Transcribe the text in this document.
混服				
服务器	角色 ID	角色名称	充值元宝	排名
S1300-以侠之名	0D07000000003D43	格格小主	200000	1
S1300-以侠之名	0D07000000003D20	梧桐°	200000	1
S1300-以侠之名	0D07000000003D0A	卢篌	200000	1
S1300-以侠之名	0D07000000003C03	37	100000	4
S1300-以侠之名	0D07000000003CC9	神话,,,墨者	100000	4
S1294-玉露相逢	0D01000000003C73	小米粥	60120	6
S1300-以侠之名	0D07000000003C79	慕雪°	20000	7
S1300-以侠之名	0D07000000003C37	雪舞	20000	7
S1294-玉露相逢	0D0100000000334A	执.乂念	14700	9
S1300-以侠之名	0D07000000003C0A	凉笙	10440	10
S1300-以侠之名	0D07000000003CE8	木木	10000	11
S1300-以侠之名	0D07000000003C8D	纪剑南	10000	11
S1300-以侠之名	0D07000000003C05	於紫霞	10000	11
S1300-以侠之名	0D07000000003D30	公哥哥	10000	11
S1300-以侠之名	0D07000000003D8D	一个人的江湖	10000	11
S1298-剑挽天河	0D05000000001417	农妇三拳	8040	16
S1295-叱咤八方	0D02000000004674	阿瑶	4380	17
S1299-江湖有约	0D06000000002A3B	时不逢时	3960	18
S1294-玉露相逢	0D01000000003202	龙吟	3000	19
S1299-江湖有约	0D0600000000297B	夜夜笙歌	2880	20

--------------------------------

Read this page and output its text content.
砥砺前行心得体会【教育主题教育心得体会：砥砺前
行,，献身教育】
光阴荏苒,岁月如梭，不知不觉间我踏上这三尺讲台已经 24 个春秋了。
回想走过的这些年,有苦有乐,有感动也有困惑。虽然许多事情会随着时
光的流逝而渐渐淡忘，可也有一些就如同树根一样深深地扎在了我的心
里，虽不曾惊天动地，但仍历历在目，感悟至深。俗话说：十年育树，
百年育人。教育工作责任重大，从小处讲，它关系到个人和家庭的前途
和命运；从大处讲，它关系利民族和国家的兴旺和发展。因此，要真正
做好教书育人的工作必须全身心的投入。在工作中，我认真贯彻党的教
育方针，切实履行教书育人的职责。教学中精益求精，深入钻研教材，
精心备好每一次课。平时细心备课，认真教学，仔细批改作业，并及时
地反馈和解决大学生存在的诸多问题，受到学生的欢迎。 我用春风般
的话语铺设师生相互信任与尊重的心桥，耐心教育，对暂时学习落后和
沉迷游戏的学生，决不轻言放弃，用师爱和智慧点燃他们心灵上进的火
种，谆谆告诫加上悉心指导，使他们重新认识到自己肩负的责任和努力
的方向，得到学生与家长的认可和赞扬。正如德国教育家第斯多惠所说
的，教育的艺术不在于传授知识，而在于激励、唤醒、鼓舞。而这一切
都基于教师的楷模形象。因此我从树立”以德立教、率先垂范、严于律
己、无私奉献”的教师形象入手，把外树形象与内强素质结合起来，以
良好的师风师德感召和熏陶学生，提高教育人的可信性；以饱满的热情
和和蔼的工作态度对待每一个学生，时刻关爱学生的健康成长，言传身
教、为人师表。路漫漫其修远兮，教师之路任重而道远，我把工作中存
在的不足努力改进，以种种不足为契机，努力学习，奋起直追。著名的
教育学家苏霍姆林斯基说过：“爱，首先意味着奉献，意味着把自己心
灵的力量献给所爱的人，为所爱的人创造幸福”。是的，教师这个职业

--------------------------------

SHORT PROBLEM: Give only the number of lines above that hold the string "this".

WRITTEN ANSWER: 2